■ **OBJECTIVE**
Show every line where "tworzyw" occurs.

Stored entries
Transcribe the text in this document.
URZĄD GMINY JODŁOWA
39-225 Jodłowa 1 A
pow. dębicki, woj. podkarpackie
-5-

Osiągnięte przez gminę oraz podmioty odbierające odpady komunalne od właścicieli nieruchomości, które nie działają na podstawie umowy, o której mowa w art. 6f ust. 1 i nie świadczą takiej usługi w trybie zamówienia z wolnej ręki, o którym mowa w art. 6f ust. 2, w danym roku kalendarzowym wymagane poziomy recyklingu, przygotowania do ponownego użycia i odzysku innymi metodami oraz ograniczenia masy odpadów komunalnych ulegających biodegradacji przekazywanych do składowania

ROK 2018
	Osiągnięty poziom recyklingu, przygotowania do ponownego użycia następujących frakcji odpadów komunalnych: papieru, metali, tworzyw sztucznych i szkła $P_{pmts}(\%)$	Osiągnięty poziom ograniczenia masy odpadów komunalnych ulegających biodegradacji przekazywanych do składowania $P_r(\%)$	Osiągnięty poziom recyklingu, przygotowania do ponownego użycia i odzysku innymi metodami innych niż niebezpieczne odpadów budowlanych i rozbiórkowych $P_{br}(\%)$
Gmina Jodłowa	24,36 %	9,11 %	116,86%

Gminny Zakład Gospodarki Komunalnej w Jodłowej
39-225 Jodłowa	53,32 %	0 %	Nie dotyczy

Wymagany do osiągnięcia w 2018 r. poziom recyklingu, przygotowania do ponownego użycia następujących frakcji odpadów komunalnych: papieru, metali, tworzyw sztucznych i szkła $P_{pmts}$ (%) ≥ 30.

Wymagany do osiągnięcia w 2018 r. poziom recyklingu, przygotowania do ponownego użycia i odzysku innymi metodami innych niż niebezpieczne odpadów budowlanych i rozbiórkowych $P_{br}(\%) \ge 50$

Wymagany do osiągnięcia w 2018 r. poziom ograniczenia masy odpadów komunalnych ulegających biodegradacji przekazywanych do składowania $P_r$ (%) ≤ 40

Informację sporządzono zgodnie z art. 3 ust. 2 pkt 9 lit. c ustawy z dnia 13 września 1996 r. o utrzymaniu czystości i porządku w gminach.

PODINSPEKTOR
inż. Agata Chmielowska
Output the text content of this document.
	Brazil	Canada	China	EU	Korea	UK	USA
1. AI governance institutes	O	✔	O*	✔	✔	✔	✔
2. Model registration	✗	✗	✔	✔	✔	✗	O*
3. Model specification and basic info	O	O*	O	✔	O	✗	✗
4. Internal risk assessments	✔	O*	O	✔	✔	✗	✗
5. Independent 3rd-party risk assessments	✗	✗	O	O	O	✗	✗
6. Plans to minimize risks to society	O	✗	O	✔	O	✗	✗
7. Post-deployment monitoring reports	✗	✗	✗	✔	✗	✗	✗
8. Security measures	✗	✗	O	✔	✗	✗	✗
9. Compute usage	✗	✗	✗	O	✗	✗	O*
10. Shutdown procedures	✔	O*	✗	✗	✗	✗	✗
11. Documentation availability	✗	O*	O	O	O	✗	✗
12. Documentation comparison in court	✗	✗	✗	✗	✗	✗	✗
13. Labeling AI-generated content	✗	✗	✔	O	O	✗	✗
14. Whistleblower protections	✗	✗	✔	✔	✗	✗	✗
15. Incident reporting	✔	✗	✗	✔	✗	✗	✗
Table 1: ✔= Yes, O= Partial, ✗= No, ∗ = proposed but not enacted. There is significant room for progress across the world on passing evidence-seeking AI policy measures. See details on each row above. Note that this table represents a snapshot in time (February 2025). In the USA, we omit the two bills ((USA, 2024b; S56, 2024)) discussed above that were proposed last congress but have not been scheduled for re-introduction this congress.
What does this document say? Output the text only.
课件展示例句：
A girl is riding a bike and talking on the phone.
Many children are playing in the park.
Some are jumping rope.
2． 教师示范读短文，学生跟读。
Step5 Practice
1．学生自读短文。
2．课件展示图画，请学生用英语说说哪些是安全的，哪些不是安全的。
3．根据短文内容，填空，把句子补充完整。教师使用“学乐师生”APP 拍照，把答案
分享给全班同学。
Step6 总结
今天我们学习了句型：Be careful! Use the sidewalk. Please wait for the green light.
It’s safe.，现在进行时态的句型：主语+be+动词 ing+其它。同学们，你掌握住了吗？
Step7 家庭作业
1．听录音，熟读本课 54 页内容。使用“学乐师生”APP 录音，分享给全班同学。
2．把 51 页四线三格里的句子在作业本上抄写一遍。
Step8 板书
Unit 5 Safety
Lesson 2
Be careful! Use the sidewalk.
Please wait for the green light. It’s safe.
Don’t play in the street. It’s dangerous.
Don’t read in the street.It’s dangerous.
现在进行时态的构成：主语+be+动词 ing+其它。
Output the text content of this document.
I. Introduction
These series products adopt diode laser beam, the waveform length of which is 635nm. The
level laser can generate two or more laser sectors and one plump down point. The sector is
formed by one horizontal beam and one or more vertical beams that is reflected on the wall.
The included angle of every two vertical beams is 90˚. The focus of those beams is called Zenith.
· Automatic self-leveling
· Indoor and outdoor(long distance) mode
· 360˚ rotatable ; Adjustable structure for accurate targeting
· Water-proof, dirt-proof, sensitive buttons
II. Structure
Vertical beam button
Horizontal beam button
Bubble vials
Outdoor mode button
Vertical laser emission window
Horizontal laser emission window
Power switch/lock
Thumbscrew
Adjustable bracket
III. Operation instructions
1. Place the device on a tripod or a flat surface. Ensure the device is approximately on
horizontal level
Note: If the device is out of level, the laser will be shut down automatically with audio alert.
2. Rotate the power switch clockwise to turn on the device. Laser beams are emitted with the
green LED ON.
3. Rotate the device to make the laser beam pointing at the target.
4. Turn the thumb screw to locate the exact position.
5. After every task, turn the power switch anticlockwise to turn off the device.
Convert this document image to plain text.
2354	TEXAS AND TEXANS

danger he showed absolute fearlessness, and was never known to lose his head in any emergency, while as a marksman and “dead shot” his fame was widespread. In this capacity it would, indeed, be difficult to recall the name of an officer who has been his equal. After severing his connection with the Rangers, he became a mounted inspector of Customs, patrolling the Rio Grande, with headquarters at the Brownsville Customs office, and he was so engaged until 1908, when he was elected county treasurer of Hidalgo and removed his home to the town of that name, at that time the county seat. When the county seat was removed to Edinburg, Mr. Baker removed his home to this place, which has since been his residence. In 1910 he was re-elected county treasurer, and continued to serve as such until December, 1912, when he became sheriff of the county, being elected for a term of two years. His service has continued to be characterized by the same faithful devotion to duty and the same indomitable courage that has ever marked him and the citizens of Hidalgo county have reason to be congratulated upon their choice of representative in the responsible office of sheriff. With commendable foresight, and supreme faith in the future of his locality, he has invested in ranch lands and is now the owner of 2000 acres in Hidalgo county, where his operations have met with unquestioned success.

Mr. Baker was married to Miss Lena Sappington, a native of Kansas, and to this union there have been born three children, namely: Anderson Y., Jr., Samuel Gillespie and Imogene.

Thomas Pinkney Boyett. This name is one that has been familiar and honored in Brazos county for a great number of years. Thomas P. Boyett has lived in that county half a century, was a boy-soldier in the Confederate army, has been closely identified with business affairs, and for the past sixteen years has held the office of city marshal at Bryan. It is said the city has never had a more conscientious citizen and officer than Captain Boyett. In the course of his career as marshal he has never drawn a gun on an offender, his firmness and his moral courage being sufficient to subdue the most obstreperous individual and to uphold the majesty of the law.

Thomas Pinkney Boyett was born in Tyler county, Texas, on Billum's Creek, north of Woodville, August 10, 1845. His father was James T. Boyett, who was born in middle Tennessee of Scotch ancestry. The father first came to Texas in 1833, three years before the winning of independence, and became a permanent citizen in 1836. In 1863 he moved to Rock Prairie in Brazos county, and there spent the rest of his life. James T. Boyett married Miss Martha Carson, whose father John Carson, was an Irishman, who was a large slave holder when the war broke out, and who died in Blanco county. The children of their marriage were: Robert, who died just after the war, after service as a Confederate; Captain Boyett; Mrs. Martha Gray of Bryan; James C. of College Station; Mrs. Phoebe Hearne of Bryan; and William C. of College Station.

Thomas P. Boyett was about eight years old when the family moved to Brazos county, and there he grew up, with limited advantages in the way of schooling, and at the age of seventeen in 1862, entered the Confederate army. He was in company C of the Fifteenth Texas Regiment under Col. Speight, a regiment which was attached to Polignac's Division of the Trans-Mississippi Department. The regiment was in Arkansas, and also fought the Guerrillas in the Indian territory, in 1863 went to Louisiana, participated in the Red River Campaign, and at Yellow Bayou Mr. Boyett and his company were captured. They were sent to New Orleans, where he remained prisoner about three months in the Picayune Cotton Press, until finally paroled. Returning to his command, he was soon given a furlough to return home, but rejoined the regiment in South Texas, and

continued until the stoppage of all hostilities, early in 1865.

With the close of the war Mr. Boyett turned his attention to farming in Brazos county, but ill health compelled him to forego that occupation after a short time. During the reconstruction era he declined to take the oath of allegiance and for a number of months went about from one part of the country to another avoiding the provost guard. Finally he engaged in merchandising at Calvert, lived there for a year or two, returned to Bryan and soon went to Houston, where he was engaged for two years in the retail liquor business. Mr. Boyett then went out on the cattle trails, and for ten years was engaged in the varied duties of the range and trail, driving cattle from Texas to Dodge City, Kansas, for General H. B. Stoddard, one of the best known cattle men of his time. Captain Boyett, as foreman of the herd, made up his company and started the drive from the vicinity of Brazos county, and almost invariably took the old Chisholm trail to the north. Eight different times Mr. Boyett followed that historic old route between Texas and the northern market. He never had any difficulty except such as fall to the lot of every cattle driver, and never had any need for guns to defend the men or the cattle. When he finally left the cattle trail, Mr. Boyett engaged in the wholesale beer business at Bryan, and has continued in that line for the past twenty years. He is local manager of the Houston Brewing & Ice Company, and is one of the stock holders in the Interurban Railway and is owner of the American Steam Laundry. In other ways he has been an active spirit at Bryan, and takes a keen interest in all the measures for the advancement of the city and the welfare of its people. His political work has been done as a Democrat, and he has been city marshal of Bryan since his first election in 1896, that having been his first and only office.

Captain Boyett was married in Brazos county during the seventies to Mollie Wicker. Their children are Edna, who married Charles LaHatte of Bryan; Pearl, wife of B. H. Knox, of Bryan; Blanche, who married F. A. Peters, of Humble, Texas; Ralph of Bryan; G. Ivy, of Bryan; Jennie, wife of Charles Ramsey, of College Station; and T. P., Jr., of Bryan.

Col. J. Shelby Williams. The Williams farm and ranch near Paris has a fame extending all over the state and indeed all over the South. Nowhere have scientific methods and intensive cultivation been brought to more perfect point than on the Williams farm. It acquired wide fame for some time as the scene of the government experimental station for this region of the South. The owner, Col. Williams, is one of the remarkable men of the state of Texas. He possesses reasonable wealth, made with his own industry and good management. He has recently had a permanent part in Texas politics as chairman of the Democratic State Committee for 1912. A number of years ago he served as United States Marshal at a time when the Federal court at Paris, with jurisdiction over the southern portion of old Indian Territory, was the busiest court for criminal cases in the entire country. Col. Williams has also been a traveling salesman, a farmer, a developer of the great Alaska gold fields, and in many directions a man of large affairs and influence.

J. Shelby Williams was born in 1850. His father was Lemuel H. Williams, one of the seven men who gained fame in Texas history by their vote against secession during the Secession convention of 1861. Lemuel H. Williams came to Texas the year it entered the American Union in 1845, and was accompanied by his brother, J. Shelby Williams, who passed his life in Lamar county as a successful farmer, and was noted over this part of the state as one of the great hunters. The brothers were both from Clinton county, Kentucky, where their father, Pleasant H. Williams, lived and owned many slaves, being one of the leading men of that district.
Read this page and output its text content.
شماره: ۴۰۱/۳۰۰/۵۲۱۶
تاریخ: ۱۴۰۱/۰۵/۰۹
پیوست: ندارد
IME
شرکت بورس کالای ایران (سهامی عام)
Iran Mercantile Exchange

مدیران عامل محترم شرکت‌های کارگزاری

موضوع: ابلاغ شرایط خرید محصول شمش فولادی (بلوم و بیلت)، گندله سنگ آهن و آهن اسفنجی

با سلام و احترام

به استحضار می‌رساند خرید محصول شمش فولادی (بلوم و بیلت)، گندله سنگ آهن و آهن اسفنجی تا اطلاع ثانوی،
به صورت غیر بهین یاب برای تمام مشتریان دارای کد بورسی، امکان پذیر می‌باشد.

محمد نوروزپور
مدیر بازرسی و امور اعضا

■ **EXERCISE RESPONSE**
	Osiągnięty poziom recyklingu, przygotowania do ponownego użycia następujących frakcji odpadów komunalnych: papieru, metali, tworzyw sztucznych i szkła $P_{pmts}(\%)$	Osiągnięty poziom ograniczenia masy odpadów komunalnych ulegających biodegradacji przekazywanych do składowania $P_r(\%)$	Osiągnięty poziom recyklingu, przygotowania do ponownego użycia i odzysku innymi metodami innych niż niebezpieczne odpadów budowlanych i rozbiórkowych $P_{br}(\%)$
Wymagany do osiągnięcia w 2018 r. poziom recyklingu, przygotowania do ponownego użycia następujących frakcji odpadów komunalnych: papieru, metali, tworzyw sztucznych i szkła $P_{pmts}$ (%) ≥ 30.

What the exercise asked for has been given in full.